* Begin Records for this task *
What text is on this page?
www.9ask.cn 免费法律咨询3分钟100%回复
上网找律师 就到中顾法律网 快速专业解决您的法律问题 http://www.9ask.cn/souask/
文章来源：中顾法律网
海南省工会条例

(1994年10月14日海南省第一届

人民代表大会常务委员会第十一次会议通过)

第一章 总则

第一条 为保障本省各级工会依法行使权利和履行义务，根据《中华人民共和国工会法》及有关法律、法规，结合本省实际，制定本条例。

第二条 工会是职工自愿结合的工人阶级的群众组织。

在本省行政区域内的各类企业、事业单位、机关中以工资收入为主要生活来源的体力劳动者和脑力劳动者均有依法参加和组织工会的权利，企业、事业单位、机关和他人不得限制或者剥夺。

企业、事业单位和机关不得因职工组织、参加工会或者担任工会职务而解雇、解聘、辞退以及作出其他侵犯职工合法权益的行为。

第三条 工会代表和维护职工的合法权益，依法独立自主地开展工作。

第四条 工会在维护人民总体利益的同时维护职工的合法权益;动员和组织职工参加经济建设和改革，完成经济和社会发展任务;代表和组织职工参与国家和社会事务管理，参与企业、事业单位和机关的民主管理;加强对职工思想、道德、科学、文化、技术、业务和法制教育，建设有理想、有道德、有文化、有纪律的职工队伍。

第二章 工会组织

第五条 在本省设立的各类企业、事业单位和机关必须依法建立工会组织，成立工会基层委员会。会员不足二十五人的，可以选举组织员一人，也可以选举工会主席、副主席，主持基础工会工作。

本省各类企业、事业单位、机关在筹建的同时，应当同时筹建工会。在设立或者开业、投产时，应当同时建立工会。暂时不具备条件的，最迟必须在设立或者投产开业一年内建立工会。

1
* End Records for this task *
* Begin Records for this task *
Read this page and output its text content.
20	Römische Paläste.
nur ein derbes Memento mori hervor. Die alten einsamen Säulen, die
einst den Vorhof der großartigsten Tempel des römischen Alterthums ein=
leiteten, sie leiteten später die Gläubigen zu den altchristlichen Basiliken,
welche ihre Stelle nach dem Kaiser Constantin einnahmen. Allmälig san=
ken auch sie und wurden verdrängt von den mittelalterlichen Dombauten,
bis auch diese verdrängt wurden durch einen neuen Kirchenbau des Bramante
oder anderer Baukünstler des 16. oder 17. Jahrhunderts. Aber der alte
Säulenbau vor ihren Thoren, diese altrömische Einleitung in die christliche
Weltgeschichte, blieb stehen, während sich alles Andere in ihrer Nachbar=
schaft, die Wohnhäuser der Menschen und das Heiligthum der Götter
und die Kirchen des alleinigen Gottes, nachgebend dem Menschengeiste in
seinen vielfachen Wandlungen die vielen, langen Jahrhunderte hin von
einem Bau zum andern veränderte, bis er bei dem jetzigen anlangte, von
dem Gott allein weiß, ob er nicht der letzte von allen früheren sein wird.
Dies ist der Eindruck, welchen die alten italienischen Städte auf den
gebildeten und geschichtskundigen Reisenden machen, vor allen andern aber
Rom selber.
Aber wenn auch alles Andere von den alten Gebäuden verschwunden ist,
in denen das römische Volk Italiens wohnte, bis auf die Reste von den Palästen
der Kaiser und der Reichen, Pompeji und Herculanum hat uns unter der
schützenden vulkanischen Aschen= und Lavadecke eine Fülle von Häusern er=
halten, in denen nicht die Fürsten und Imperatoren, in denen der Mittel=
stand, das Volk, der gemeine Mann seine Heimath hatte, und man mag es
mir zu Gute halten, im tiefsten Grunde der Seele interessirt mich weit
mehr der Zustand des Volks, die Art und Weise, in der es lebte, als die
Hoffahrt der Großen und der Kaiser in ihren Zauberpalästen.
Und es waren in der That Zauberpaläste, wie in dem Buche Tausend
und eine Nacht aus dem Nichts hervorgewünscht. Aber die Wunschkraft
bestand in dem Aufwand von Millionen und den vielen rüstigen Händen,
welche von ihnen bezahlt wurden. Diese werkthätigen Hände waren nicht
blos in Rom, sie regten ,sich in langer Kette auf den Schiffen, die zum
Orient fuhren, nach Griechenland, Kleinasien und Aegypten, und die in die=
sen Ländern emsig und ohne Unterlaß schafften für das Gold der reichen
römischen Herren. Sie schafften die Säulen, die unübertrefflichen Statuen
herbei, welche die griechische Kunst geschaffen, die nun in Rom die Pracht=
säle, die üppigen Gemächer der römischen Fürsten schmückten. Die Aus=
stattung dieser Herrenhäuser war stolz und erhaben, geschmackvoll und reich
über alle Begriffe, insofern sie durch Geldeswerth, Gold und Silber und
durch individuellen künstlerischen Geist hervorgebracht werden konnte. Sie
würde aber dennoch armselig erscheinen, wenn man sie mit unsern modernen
* End Records for this task *
Look for the word "allen" in every line of the listing and copy the lines that have it.

dem Gott allein weiß, ob er nicht der letzte von allen früheren sein wird.
gebildeten und geschichtskundigen Reisenden machen, vor allen andern aber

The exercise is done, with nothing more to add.